[Excerpts from a figure dataset]
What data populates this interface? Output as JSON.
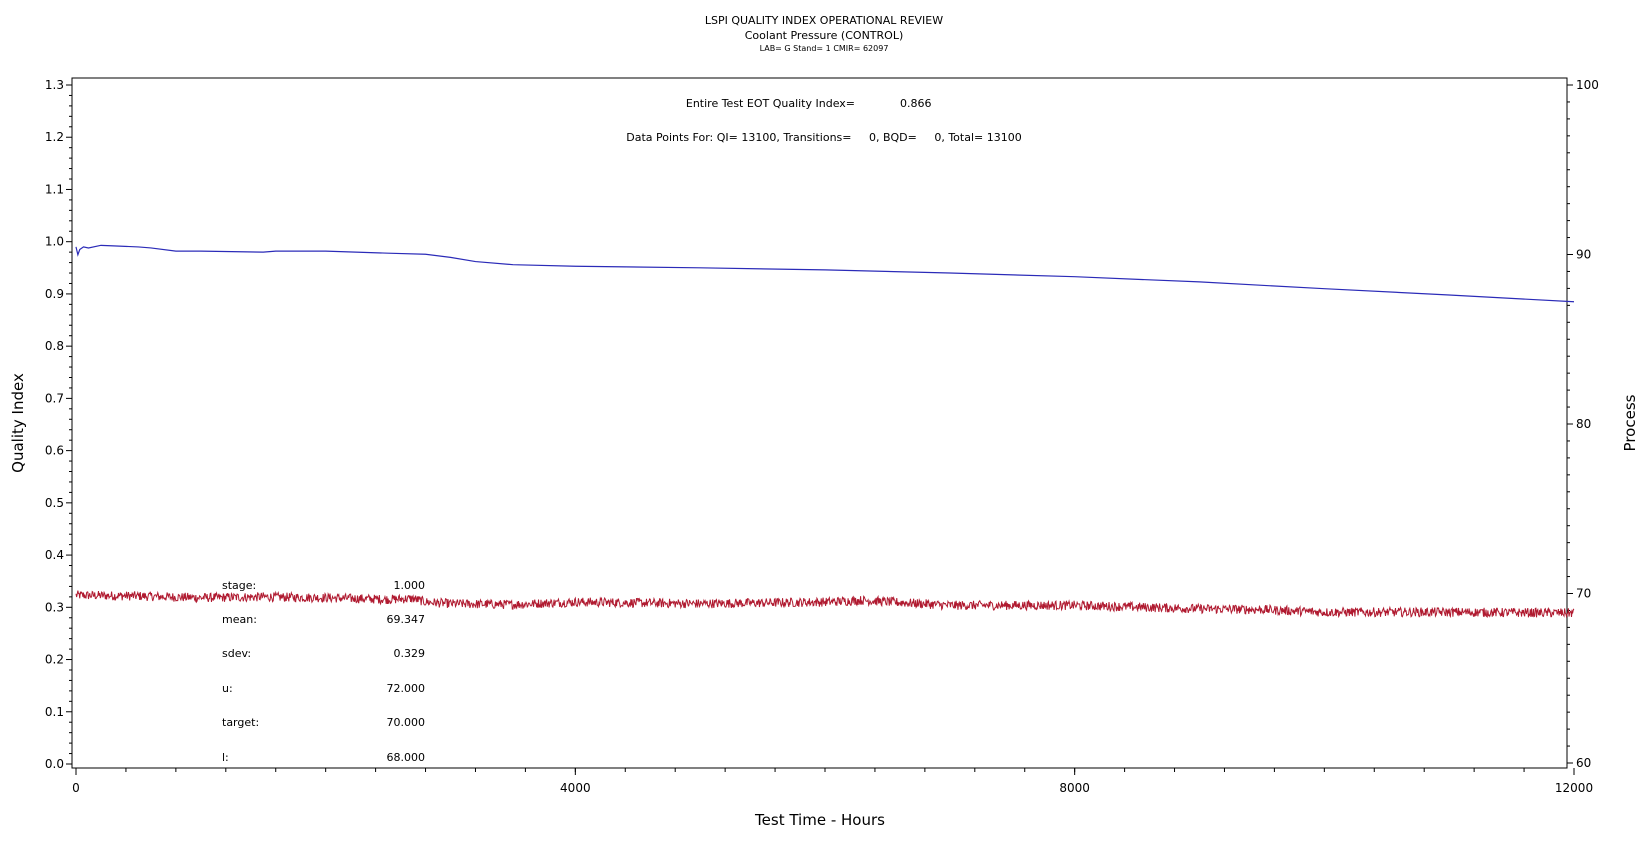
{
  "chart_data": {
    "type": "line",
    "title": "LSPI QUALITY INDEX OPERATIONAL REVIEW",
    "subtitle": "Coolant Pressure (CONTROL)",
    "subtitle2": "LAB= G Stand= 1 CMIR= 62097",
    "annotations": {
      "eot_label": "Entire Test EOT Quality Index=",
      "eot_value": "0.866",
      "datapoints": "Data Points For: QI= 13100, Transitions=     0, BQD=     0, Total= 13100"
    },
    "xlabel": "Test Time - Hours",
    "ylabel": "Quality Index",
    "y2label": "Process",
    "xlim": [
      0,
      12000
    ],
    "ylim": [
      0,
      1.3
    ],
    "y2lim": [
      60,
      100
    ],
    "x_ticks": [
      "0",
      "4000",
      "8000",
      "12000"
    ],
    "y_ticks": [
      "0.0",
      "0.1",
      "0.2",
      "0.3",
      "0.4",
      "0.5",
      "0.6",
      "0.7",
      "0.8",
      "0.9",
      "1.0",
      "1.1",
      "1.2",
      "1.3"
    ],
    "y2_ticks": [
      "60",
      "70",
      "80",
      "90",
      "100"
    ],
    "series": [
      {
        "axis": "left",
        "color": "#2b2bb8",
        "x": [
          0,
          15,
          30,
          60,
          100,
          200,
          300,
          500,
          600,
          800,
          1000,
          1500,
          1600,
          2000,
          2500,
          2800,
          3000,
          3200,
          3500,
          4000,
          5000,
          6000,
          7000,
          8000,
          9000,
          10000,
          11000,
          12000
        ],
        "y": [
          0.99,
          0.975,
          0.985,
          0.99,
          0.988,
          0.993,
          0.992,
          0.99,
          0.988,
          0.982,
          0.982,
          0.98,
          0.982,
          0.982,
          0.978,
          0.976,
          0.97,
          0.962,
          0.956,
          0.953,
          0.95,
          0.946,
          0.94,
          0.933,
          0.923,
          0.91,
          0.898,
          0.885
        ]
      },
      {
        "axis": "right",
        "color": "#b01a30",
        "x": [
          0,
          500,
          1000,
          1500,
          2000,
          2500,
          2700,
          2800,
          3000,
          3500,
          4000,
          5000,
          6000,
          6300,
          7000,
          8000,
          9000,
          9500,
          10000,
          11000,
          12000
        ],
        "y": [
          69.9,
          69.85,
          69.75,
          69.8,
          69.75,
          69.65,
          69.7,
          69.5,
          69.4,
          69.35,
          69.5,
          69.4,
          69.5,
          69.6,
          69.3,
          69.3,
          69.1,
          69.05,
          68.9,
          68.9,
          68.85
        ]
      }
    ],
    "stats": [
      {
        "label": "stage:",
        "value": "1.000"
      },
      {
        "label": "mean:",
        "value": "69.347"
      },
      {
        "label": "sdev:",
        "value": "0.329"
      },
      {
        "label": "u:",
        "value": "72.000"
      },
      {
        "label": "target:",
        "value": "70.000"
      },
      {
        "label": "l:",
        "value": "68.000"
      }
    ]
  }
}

[Given problem] Omit the pictures and give the material again, exactly and in full.

[Result of this task]
What data populates this interface? Output as JSON.
{
  "chart_data": {
    "type": "line",
    "title": "LSPI QUALITY INDEX OPERATIONAL REVIEW",
    "subtitle": "Coolant Pressure (CONTROL)",
    "subtitle2": "LAB= G Stand= 1 CMIR= 62097",
    "annotations": {
      "eot_label": "Entire Test EOT Quality Index=",
      "eot_value": "0.866",
      "datapoints": "Data Points For: QI= 13100, Transitions=     0, BQD=     0, Total= 13100"
    },
    "xlabel": "Test Time - Hours",
    "ylabel": "Quality Index",
    "y2label": "Process",
    "xlim": [
      0,
      12000
    ],
    "ylim": [
      0,
      1.3
    ],
    "y2lim": [
      60,
      100
    ],
    "x_ticks": [
      "0",
      "4000",
      "8000",
      "12000"
    ],
    "y_ticks": [
      "0.0",
      "0.1",
      "0.2",
      "0.3",
      "0.4",
      "0.5",
      "0.6",
      "0.7",
      "0.8",
      "0.9",
      "1.0",
      "1.1",
      "1.2",
      "1.3"
    ],
    "y2_ticks": [
      "60",
      "70",
      "80",
      "90",
      "100"
    ],
    "series": [
      {
        "axis": "left",
        "color": "#2b2bb8",
        "x": [
          0,
          15,
          30,
          60,
          100,
          200,
          300,
          500,
          600,
          800,
          1000,
          1500,
          1600,
          2000,
          2500,
          2800,
          3000,
          3200,
          3500,
          4000,
          5000,
          6000,
          7000,
          8000,
          9000,
          10000,
          11000,
          12000
        ],
        "y": [
          0.99,
          0.975,
          0.985,
          0.99,
          0.988,
          0.993,
          0.992,
          0.99,
          0.988,
          0.982,
          0.982,
          0.98,
          0.982,
          0.982,
          0.978,
          0.976,
          0.97,
          0.962,
          0.956,
          0.953,
          0.95,
          0.946,
          0.94,
          0.933,
          0.923,
          0.91,
          0.898,
          0.885
        ]
      },
      {
        "axis": "right",
        "color": "#b01a30",
        "x": [
          0,
          500,
          1000,
          1500,
          2000,
          2500,
          2700,
          2800,
          3000,
          3500,
          4000,
          5000,
          6000,
          6300,
          7000,
          8000,
          9000,
          9500,
          10000,
          11000,
          12000
        ],
        "y": [
          69.9,
          69.85,
          69.75,
          69.8,
          69.75,
          69.65,
          69.7,
          69.5,
          69.4,
          69.35,
          69.5,
          69.4,
          69.5,
          69.6,
          69.3,
          69.3,
          69.1,
          69.05,
          68.9,
          68.9,
          68.85
        ]
      }
    ],
    "stats": [
      {
        "label": "stage:",
        "value": "1.000"
      },
      {
        "label": "mean:",
        "value": "69.347"
      },
      {
        "label": "sdev:",
        "value": "0.329"
      },
      {
        "label": "u:",
        "value": "72.000"
      },
      {
        "label": "target:",
        "value": "70.000"
      },
      {
        "label": "l:",
        "value": "68.000"
      }
    ]
  }
}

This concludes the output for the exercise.